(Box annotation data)
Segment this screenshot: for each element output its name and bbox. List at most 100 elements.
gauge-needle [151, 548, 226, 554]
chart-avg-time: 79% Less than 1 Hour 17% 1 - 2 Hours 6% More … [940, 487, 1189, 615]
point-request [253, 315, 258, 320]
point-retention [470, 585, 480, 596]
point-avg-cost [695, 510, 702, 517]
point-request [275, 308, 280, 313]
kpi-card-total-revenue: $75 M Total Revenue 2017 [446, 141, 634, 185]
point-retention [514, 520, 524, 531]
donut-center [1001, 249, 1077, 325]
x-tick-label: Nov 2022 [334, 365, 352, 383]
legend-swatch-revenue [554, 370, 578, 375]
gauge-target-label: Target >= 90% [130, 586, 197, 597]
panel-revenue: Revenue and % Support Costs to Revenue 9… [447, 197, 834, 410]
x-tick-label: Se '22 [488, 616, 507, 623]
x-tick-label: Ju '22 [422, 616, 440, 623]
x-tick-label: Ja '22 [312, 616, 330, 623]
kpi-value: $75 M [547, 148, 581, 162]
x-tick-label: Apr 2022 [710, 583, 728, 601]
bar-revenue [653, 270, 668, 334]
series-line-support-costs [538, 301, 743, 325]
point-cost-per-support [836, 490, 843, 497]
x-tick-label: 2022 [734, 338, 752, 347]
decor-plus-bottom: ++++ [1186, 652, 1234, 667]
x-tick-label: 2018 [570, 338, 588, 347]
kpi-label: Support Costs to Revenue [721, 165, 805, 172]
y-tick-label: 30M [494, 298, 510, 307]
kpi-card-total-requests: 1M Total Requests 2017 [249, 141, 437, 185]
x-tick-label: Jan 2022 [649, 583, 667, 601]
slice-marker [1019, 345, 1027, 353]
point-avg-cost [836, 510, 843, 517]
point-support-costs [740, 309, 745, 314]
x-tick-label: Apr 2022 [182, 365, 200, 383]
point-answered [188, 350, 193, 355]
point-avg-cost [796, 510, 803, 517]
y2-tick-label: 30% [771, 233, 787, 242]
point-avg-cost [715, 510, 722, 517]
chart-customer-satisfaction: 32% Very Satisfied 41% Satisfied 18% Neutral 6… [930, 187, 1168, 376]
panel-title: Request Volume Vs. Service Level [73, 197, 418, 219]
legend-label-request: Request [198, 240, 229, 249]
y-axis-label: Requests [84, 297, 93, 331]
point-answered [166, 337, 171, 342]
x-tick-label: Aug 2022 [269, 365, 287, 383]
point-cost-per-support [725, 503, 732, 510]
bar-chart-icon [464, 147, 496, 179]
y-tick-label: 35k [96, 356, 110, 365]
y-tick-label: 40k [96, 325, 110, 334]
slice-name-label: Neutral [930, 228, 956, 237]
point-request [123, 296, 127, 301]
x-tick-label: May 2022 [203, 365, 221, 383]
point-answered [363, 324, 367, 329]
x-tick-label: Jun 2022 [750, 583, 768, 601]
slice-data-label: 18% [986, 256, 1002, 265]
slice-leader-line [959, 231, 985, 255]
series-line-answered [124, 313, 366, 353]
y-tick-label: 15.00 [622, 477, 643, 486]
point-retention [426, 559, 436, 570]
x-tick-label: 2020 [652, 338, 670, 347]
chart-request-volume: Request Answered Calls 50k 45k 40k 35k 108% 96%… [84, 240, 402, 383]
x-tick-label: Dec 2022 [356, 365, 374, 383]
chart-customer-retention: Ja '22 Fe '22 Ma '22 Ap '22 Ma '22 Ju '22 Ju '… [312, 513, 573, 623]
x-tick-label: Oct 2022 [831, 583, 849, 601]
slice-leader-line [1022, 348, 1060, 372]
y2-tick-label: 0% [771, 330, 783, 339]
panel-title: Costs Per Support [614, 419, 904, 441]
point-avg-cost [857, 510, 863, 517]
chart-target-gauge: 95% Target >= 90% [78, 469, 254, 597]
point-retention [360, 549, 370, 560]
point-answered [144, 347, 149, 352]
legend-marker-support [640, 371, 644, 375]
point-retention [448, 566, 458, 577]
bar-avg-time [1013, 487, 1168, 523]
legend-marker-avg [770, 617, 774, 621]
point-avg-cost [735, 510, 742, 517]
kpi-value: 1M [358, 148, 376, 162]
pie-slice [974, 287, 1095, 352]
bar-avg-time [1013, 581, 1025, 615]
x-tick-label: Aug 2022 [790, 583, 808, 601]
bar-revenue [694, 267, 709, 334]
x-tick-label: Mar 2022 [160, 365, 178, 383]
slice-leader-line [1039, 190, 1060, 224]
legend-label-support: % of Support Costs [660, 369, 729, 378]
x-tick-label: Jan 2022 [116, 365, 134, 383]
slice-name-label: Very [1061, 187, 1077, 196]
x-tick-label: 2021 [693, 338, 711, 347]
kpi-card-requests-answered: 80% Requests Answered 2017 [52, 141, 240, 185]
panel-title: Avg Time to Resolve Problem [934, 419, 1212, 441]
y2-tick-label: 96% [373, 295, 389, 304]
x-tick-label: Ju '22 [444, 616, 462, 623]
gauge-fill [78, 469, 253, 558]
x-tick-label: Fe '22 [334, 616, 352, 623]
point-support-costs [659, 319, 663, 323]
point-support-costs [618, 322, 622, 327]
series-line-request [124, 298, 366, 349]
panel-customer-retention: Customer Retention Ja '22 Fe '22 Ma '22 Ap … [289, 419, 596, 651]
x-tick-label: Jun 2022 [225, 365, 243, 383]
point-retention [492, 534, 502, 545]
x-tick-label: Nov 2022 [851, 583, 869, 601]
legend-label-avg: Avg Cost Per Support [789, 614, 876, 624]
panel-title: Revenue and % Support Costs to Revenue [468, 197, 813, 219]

_What you need to do_. Copy out these lines with no changes.

_Full answer_.
Segment this screenshot: for each element output its name and bbox. List at most 100 elements.
gauge-needle [151, 548, 226, 554]
chart-avg-time: 79% Less than 1 Hour 17% 1 - 2 Hours 6% More … [940, 487, 1189, 615]
point-request [253, 315, 258, 320]
point-retention [470, 585, 480, 596]
point-avg-cost [695, 510, 702, 517]
point-request [275, 308, 280, 313]
kpi-card-total-revenue: $75 M Total Revenue 2017 [446, 141, 634, 185]
point-retention [514, 520, 524, 531]
donut-center [1001, 249, 1077, 325]
x-tick-label: Nov 2022 [334, 365, 352, 383]
legend-swatch-revenue [554, 370, 578, 375]
gauge-target-label: Target >= 90% [130, 586, 197, 597]
panel-revenue: Revenue and % Support Costs to Revenue 9… [447, 197, 834, 410]
x-tick-label: Se '22 [488, 616, 507, 623]
x-tick-label: Ju '22 [422, 616, 440, 623]
x-tick-label: Ja '22 [312, 616, 330, 623]
kpi-value: $75 M [547, 148, 581, 162]
x-tick-label: Apr 2022 [710, 583, 728, 601]
bar-revenue [653, 270, 668, 334]
series-line-support-costs [538, 301, 743, 325]
point-cost-per-support [836, 490, 843, 497]
x-tick-label: 2022 [734, 338, 752, 347]
decor-plus-bottom: ++++ [1186, 652, 1234, 667]
x-tick-label: 2018 [570, 338, 588, 347]
kpi-label: Support Costs to Revenue [721, 165, 805, 172]
y-tick-label: 30M [494, 298, 510, 307]
kpi-card-total-requests: 1M Total Requests 2017 [249, 141, 437, 185]
x-tick-label: Jan 2022 [649, 583, 667, 601]
slice-marker [1019, 345, 1027, 353]
point-avg-cost [836, 510, 843, 517]
point-support-costs [740, 309, 745, 314]
x-tick-label: Apr 2022 [182, 365, 200, 383]
point-answered [188, 350, 193, 355]
point-avg-cost [796, 510, 803, 517]
y2-tick-label: 30% [771, 233, 787, 242]
point-avg-cost [715, 510, 722, 517]
chart-customer-satisfaction: 32% Very Satisfied 41% Satisfied 18% Neutral 6… [930, 187, 1168, 376]
panel-title: Request Volume Vs. Service Level [73, 197, 418, 219]
legend-label-request: Request [198, 240, 229, 249]
y-axis-label: Requests [84, 297, 93, 331]
point-answered [166, 337, 171, 342]
x-tick-label: Aug 2022 [269, 365, 287, 383]
point-cost-per-support [725, 503, 732, 510]
bar-chart-icon [464, 147, 496, 179]
y-tick-label: 35k [96, 356, 110, 365]
y-tick-label: 40k [96, 325, 110, 334]
slice-name-label: Neutral [930, 228, 956, 237]
point-request [123, 296, 127, 301]
x-tick-label: May 2022 [203, 365, 221, 383]
point-answered [363, 324, 367, 329]
x-tick-label: Jun 2022 [750, 583, 768, 601]
slice-data-label: 18% [986, 256, 1002, 265]
slice-leader-line [959, 231, 985, 255]
series-line-answered [124, 313, 366, 353]
y-tick-label: 15.00 [622, 477, 643, 486]
point-retention [426, 559, 436, 570]
x-tick-label: 2020 [652, 338, 670, 347]
chart-request-volume: Request Answered Calls 50k 45k 40k 35k 108% 96%… [84, 240, 402, 383]
x-tick-label: Dec 2022 [356, 365, 374, 383]
chart-customer-retention: Ja '22 Fe '22 Ma '22 Ap '22 Ma '22 Ju '22 Ju '… [312, 513, 573, 623]
x-tick-label: Oct 2022 [831, 583, 849, 601]
slice-leader-line [1022, 348, 1060, 372]
y2-tick-label: 0% [771, 330, 783, 339]
panel-title: Costs Per Support [614, 419, 904, 441]
point-avg-cost [857, 510, 863, 517]
chart-target-gauge: 95% Target >= 90% [78, 469, 254, 597]
point-retention [360, 549, 370, 560]
point-answered [144, 347, 149, 352]
legend-marker-support [640, 371, 644, 375]
point-retention [448, 566, 458, 577]
bar-avg-time [1013, 487, 1168, 523]
legend-marker-avg [770, 617, 774, 621]
point-avg-cost [735, 510, 742, 517]
kpi-value: 1M [358, 148, 376, 162]
pie-slice [974, 287, 1095, 352]
bar-avg-time [1013, 581, 1025, 615]
x-tick-label: Aug 2022 [790, 583, 808, 601]
bar-revenue [694, 267, 709, 334]
x-tick-label: Mar 2022 [160, 365, 178, 383]
slice-leader-line [1039, 190, 1060, 224]
legend-label-support: % of Support Costs [660, 369, 729, 378]
x-tick-label: Jan 2022 [116, 365, 134, 383]
slice-name-label: Very [1061, 187, 1077, 196]
x-tick-label: 2021 [693, 338, 711, 347]
kpi-card-requests-answered: 80% Requests Answered 2017 [52, 141, 240, 185]
panel-title: Avg Time to Resolve Problem [934, 419, 1212, 441]
y2-tick-label: 96% [373, 295, 389, 304]
x-tick-label: Ju '22 [444, 616, 462, 623]
gauge-fill [78, 469, 253, 558]
x-tick-label: Fe '22 [334, 616, 352, 623]
point-support-costs [659, 319, 663, 323]
point-support-costs [618, 322, 622, 327]
series-line-request [124, 298, 366, 349]
panel-customer-retention: Customer Retention Ja '22 Fe '22 Ma '22 Ap … [289, 419, 596, 651]
x-tick-label: Jun 2022 [225, 365, 243, 383]
point-retention [492, 534, 502, 545]
x-tick-label: Nov 2022 [851, 583, 869, 601]
legend-label-avg: Avg Cost Per Support [789, 614, 876, 624]
panel-title: Revenue and % Support Costs to Revenue [468, 197, 813, 219]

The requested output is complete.